- [What you need to do]
Every entry below should be repeated exactly; the pictures should not.

+ + +

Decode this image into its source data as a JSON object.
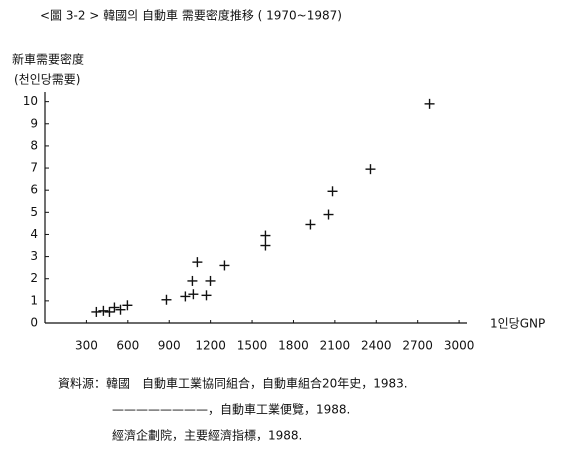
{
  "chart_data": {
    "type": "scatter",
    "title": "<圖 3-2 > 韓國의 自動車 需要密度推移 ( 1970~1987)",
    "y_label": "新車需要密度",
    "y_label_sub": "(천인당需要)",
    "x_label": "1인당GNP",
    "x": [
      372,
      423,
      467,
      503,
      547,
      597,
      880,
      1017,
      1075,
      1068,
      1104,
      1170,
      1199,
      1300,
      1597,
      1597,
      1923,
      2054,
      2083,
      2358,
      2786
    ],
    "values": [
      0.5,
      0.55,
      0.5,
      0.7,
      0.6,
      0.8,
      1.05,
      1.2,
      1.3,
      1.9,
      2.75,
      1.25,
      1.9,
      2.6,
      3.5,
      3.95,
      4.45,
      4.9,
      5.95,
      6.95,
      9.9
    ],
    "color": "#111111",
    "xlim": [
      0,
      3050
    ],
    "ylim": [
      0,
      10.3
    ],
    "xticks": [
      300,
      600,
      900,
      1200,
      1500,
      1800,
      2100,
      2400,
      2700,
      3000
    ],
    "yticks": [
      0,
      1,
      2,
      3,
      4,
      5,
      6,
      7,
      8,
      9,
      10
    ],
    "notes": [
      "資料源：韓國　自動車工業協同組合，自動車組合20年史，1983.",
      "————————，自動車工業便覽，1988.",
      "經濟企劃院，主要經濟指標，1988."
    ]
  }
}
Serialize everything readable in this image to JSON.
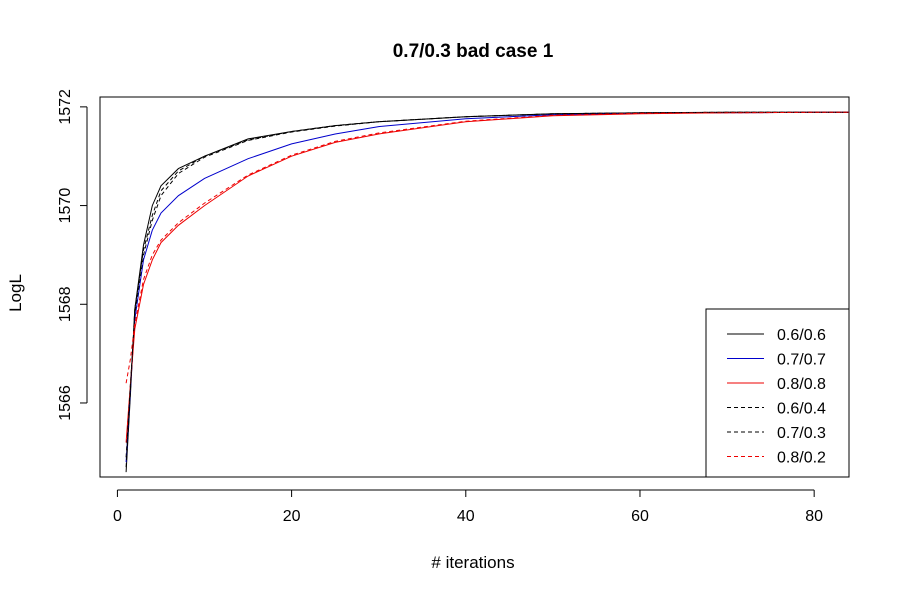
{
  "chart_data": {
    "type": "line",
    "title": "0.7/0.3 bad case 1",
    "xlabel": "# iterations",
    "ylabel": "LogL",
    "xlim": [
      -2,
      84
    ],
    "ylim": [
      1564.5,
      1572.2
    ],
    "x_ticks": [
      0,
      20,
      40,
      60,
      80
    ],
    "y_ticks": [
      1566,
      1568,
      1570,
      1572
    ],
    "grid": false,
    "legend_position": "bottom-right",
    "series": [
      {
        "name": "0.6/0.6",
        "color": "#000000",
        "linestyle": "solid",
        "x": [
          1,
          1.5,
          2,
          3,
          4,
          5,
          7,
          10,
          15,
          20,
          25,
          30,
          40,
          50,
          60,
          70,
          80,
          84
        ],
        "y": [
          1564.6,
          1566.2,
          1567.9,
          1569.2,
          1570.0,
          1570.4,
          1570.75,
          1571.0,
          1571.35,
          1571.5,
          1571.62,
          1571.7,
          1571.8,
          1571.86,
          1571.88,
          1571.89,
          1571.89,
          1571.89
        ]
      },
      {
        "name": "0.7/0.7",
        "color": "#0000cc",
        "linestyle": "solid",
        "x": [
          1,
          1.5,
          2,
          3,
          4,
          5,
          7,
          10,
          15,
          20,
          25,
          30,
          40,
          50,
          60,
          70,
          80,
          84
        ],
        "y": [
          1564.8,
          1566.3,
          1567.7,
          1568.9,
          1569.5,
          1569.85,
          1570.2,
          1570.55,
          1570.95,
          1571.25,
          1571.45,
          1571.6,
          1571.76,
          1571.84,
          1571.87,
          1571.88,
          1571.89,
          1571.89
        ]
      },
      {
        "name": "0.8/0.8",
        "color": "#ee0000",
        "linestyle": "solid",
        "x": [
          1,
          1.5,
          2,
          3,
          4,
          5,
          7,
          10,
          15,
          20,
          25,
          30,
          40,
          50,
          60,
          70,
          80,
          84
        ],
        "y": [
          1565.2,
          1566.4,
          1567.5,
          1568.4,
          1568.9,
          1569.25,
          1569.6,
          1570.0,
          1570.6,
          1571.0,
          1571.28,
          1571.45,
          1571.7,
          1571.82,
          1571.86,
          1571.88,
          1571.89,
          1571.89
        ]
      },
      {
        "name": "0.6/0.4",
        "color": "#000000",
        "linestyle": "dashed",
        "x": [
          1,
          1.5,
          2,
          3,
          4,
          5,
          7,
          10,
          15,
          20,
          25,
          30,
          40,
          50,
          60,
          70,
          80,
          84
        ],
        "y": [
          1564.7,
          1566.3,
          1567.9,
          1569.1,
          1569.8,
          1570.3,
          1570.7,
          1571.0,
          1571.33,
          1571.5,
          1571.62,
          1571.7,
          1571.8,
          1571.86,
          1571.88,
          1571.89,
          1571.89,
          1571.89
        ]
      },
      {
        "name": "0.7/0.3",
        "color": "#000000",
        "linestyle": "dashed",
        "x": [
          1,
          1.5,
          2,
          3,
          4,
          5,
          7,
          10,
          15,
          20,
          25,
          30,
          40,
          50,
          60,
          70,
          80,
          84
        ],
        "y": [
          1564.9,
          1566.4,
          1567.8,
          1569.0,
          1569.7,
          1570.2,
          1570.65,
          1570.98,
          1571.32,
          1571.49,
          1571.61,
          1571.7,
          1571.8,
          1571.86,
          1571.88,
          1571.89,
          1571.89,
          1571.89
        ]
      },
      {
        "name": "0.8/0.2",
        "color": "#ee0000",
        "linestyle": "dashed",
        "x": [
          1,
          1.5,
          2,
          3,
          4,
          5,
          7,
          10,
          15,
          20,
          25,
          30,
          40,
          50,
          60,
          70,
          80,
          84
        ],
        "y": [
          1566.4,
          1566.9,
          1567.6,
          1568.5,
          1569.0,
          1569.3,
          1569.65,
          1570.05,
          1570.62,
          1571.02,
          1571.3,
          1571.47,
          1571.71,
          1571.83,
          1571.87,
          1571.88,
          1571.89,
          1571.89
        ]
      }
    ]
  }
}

+ + +

- [Written solution]
Decode this image into its source data as a JSON object.
{
  "chart_data": {
    "type": "scatter",
    "title": "<圖 3-2 > 韓國의 自動車 需要密度推移 ( 1970~1987)",
    "y_label": "新車需要密度",
    "y_label_sub": "(천인당需要)",
    "x_label": "1인당GNP",
    "x": [
      372,
      423,
      467,
      503,
      547,
      597,
      880,
      1017,
      1075,
      1068,
      1104,
      1170,
      1199,
      1300,
      1597,
      1597,
      1923,
      2054,
      2083,
      2358,
      2786
    ],
    "values": [
      0.5,
      0.55,
      0.5,
      0.7,
      0.6,
      0.8,
      1.05,
      1.2,
      1.3,
      1.9,
      2.75,
      1.25,
      1.9,
      2.6,
      3.5,
      3.95,
      4.45,
      4.9,
      5.95,
      6.95,
      9.9
    ],
    "color": "#111111",
    "xlim": [
      0,
      3050
    ],
    "ylim": [
      0,
      10.3
    ],
    "xticks": [
      300,
      600,
      900,
      1200,
      1500,
      1800,
      2100,
      2400,
      2700,
      3000
    ],
    "yticks": [
      0,
      1,
      2,
      3,
      4,
      5,
      6,
      7,
      8,
      9,
      10
    ],
    "notes": [
      "資料源：韓國　自動車工業協同組合，自動車組合20年史，1983.",
      "————————，自動車工業便覽，1988.",
      "經濟企劃院，主要經濟指標，1988."
    ]
  }
}
Serialize everything readable in this image to JSON.
{
  "chart_data": {
    "type": "line",
    "title": "0.7/0.3 bad case 1",
    "xlabel": "# iterations",
    "ylabel": "LogL",
    "xlim": [
      -2,
      84
    ],
    "ylim": [
      1564.5,
      1572.2
    ],
    "x_ticks": [
      0,
      20,
      40,
      60,
      80
    ],
    "y_ticks": [
      1566,
      1568,
      1570,
      1572
    ],
    "grid": false,
    "legend_position": "bottom-right",
    "series": [
      {
        "name": "0.6/0.6",
        "color": "#000000",
        "linestyle": "solid",
        "x": [
          1,
          1.5,
          2,
          3,
          4,
          5,
          7,
          10,
          15,
          20,
          25,
          30,
          40,
          50,
          60,
          70,
          80,
          84
        ],
        "y": [
          1564.6,
          1566.2,
          1567.9,
          1569.2,
          1570.0,
          1570.4,
          1570.75,
          1571.0,
          1571.35,
          1571.5,
          1571.62,
          1571.7,
          1571.8,
          1571.86,
          1571.88,
          1571.89,
          1571.89,
          1571.89
        ]
      },
      {
        "name": "0.7/0.7",
        "color": "#0000cc",
        "linestyle": "solid",
        "x": [
          1,
          1.5,
          2,
          3,
          4,
          5,
          7,
          10,
          15,
          20,
          25,
          30,
          40,
          50,
          60,
          70,
          80,
          84
        ],
        "y": [
          1564.8,
          1566.3,
          1567.7,
          1568.9,
          1569.5,
          1569.85,
          1570.2,
          1570.55,
          1570.95,
          1571.25,
          1571.45,
          1571.6,
          1571.76,
          1571.84,
          1571.87,
          1571.88,
          1571.89,
          1571.89
        ]
      },
      {
        "name": "0.8/0.8",
        "color": "#ee0000",
        "linestyle": "solid",
        "x": [
          1,
          1.5,
          2,
          3,
          4,
          5,
          7,
          10,
          15,
          20,
          25,
          30,
          40,
          50,
          60,
          70,
          80,
          84
        ],
        "y": [
          1565.2,
          1566.4,
          1567.5,
          1568.4,
          1568.9,
          1569.25,
          1569.6,
          1570.0,
          1570.6,
          1571.0,
          1571.28,
          1571.45,
          1571.7,
          1571.82,
          1571.86,
          1571.88,
          1571.89,
          1571.89
        ]
      },
      {
        "name": "0.6/0.4",
        "color": "#000000",
        "linestyle": "dashed",
        "x": [
          1,
          1.5,
          2,
          3,
          4,
          5,
          7,
          10,
          15,
          20,
          25,
          30,
          40,
          50,
          60,
          70,
          80,
          84
        ],
        "y": [
          1564.7,
          1566.3,
          1567.9,
          1569.1,
          1569.8,
          1570.3,
          1570.7,
          1571.0,
          1571.33,
          1571.5,
          1571.62,
          1571.7,
          1571.8,
          1571.86,
          1571.88,
          1571.89,
          1571.89,
          1571.89
        ]
      },
      {
        "name": "0.7/0.3",
        "color": "#000000",
        "linestyle": "dashed",
        "x": [
          1,
          1.5,
          2,
          3,
          4,
          5,
          7,
          10,
          15,
          20,
          25,
          30,
          40,
          50,
          60,
          70,
          80,
          84
        ],
        "y": [
          1564.9,
          1566.4,
          1567.8,
          1569.0,
          1569.7,
          1570.2,
          1570.65,
          1570.98,
          1571.32,
          1571.49,
          1571.61,
          1571.7,
          1571.8,
          1571.86,
          1571.88,
          1571.89,
          1571.89,
          1571.89
        ]
      },
      {
        "name": "0.8/0.2",
        "color": "#ee0000",
        "linestyle": "dashed",
        "x": [
          1,
          1.5,
          2,
          3,
          4,
          5,
          7,
          10,
          15,
          20,
          25,
          30,
          40,
          50,
          60,
          70,
          80,
          84
        ],
        "y": [
          1566.4,
          1566.9,
          1567.6,
          1568.5,
          1569.0,
          1569.3,
          1569.65,
          1570.05,
          1570.62,
          1571.02,
          1571.3,
          1571.47,
          1571.71,
          1571.83,
          1571.87,
          1571.88,
          1571.89,
          1571.89
        ]
      }
    ]
  }
}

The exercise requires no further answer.